Collection entries
--- begin ---

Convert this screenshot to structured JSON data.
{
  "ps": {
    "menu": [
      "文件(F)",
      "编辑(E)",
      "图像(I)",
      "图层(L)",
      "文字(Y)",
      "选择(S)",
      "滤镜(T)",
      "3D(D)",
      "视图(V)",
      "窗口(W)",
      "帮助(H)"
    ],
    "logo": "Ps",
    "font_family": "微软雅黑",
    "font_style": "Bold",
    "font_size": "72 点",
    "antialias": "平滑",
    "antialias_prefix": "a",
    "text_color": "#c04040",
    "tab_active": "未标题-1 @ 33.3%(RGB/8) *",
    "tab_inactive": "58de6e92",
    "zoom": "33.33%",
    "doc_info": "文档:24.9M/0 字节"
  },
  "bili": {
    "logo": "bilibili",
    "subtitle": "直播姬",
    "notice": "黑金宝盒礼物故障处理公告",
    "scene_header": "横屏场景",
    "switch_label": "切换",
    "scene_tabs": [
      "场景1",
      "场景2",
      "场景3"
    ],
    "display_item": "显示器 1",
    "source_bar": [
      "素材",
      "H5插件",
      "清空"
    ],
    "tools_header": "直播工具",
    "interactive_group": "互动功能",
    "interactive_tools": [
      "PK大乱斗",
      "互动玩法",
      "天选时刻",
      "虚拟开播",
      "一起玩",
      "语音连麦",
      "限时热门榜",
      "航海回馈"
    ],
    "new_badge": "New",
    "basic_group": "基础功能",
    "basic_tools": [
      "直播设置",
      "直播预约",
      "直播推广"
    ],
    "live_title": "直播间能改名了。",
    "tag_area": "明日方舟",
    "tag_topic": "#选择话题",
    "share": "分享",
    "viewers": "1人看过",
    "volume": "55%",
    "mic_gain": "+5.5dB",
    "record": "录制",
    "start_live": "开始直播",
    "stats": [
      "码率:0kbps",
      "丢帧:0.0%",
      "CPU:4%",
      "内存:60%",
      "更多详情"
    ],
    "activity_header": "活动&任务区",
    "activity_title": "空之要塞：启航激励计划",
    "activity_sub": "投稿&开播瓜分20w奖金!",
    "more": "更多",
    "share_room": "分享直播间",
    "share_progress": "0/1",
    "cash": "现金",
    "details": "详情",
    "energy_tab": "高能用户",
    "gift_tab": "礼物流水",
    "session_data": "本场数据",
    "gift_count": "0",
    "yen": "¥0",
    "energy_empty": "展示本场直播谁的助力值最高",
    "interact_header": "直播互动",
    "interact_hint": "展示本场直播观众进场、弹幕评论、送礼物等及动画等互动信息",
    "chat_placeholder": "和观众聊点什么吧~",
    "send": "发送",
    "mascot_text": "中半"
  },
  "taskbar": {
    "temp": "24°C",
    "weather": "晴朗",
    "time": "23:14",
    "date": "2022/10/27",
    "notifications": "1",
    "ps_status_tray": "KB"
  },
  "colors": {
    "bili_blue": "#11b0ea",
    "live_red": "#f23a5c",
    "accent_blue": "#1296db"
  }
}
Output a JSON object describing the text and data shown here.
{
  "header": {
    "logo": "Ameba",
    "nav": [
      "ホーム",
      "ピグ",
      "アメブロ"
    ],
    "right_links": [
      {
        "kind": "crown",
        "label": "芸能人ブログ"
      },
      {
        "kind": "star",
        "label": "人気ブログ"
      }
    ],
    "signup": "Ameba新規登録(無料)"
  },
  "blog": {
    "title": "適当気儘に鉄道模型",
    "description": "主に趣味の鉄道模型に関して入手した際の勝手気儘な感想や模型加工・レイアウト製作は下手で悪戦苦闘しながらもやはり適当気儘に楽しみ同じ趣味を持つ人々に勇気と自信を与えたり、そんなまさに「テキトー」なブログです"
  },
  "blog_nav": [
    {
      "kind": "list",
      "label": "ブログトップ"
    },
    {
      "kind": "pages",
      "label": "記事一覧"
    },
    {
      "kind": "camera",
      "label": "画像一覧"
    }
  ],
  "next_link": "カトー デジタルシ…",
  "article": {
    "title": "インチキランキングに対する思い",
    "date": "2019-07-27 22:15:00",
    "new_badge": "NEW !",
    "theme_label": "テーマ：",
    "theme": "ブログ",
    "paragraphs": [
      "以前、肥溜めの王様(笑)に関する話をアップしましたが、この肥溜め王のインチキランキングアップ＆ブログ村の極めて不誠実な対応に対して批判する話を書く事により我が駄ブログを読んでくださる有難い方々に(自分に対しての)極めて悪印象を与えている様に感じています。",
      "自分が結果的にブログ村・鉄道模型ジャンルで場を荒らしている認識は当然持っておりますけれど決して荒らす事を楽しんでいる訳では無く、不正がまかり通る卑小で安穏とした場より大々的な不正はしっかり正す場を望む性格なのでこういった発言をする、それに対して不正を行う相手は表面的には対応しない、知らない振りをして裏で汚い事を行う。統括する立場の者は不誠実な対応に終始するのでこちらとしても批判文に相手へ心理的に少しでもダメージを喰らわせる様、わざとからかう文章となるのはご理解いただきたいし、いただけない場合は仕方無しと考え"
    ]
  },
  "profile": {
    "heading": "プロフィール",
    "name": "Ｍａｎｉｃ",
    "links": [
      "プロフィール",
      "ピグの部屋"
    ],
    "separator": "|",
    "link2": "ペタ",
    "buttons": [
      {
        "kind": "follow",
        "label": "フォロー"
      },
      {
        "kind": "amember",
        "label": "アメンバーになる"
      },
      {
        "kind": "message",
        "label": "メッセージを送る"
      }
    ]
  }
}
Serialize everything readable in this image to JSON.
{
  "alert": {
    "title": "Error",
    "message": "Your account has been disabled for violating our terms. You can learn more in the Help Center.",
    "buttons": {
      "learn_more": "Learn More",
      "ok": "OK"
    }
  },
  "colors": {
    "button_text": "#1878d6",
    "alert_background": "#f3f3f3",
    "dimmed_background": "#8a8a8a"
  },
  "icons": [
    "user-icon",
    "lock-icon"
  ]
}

--- end ---

Exercise objective »
Make a verbatim copy of every entry shown above.

Finished answer »
Convert this screenshot to structured JSON data.
{
  "ps": {
    "menu": [
      "文件(F)",
      "编辑(E)",
      "图像(I)",
      "图层(L)",
      "文字(Y)",
      "选择(S)",
      "滤镜(T)",
      "3D(D)",
      "视图(V)",
      "窗口(W)",
      "帮助(H)"
    ],
    "logo": "Ps",
    "font_family": "微软雅黑",
    "font_style": "Bold",
    "font_size": "72 点",
    "antialias": "平滑",
    "antialias_prefix": "a",
    "text_color": "#c04040",
    "tab_active": "未标题-1 @ 33.3%(RGB/8) *",
    "tab_inactive": "58de6e92",
    "zoom": "33.33%",
    "doc_info": "文档:24.9M/0 字节"
  },
  "bili": {
    "logo": "bilibili",
    "subtitle": "直播姬",
    "notice": "黑金宝盒礼物故障处理公告",
    "scene_header": "横屏场景",
    "switch_label": "切换",
    "scene_tabs": [
      "场景1",
      "场景2",
      "场景3"
    ],
    "display_item": "显示器 1",
    "source_bar": [
      "素材",
      "H5插件",
      "清空"
    ],
    "tools_header": "直播工具",
    "interactive_group": "互动功能",
    "interactive_tools": [
      "PK大乱斗",
      "互动玩法",
      "天选时刻",
      "虚拟开播",
      "一起玩",
      "语音连麦",
      "限时热门榜",
      "航海回馈"
    ],
    "new_badge": "New",
    "basic_group": "基础功能",
    "basic_tools": [
      "直播设置",
      "直播预约",
      "直播推广"
    ],
    "live_title": "直播间能改名了。",
    "tag_area": "明日方舟",
    "tag_topic": "#选择话题",
    "share": "分享",
    "viewers": "1人看过",
    "volume": "55%",
    "mic_gain": "+5.5dB",
    "record": "录制",
    "start_live": "开始直播",
    "stats": [
      "码率:0kbps",
      "丢帧:0.0%",
      "CPU:4%",
      "内存:60%",
      "更多详情"
    ],
    "activity_header": "活动&任务区",
    "activity_title": "空之要塞：启航激励计划",
    "activity_sub": "投稿&开播瓜分20w奖金!",
    "more": "更多",
    "share_room": "分享直播间",
    "share_progress": "0/1",
    "cash": "现金",
    "details": "详情",
    "energy_tab": "高能用户",
    "gift_tab": "礼物流水",
    "session_data": "本场数据",
    "gift_count": "0",
    "yen": "¥0",
    "energy_empty": "展示本场直播谁的助力值最高",
    "interact_header": "直播互动",
    "interact_hint": "展示本场直播观众进场、弹幕评论、送礼物等及动画等互动信息",
    "chat_placeholder": "和观众聊点什么吧~",
    "send": "发送",
    "mascot_text": "中半"
  },
  "taskbar": {
    "temp": "24°C",
    "weather": "晴朗",
    "time": "23:14",
    "date": "2022/10/27",
    "notifications": "1",
    "ps_status_tray": "KB"
  },
  "colors": {
    "bili_blue": "#11b0ea",
    "live_red": "#f23a5c",
    "accent_blue": "#1296db"
  }
}
Output a JSON object describing the text and data shown here.
{
  "header": {
    "logo": "Ameba",
    "nav": [
      "ホーム",
      "ピグ",
      "アメブロ"
    ],
    "right_links": [
      {
        "kind": "crown",
        "label": "芸能人ブログ"
      },
      {
        "kind": "star",
        "label": "人気ブログ"
      }
    ],
    "signup": "Ameba新規登録(無料)"
  },
  "blog": {
    "title": "適当気儘に鉄道模型",
    "description": "主に趣味の鉄道模型に関して入手した際の勝手気儘な感想や模型加工・レイアウト製作は下手で悪戦苦闘しながらもやはり適当気儘に楽しみ同じ趣味を持つ人々に勇気と自信を与えたり、そんなまさに「テキトー」なブログです"
  },
  "blog_nav": [
    {
      "kind": "list",
      "label": "ブログトップ"
    },
    {
      "kind": "pages",
      "label": "記事一覧"
    },
    {
      "kind": "camera",
      "label": "画像一覧"
    }
  ],
  "next_link": "カトー デジタルシ…",
  "article": {
    "title": "インチキランキングに対する思い",
    "date": "2019-07-27 22:15:00",
    "new_badge": "NEW !",
    "theme_label": "テーマ：",
    "theme": "ブログ",
    "paragraphs": [
      "以前、肥溜めの王様(笑)に関する話をアップしましたが、この肥溜め王のインチキランキングアップ＆ブログ村の極めて不誠実な対応に対して批判する話を書く事により我が駄ブログを読んでくださる有難い方々に(自分に対しての)極めて悪印象を与えている様に感じています。",
      "自分が結果的にブログ村・鉄道模型ジャンルで場を荒らしている認識は当然持っておりますけれど決して荒らす事を楽しんでいる訳では無く、不正がまかり通る卑小で安穏とした場より大々的な不正はしっかり正す場を望む性格なのでこういった発言をする、それに対して不正を行う相手は表面的には対応しない、知らない振りをして裏で汚い事を行う。統括する立場の者は不誠実な対応に終始するのでこちらとしても批判文に相手へ心理的に少しでもダメージを喰らわせる様、わざとからかう文章となるのはご理解いただきたいし、いただけない場合は仕方無しと考え"
    ]
  },
  "profile": {
    "heading": "プロフィール",
    "name": "Ｍａｎｉｃ",
    "links": [
      "プロフィール",
      "ピグの部屋"
    ],
    "separator": "|",
    "link2": "ペタ",
    "buttons": [
      {
        "kind": "follow",
        "label": "フォロー"
      },
      {
        "kind": "amember",
        "label": "アメンバーになる"
      },
      {
        "kind": "message",
        "label": "メッセージを送る"
      }
    ]
  }
}
Serialize everything readable in this image to JSON.
{
  "alert": {
    "title": "Error",
    "message": "Your account has been disabled for violating our terms. You can learn more in the Help Center.",
    "buttons": {
      "learn_more": "Learn More",
      "ok": "OK"
    }
  },
  "colors": {
    "button_text": "#1878d6",
    "alert_background": "#f3f3f3",
    "dimmed_background": "#8a8a8a"
  },
  "icons": [
    "user-icon",
    "lock-icon"
  ]
}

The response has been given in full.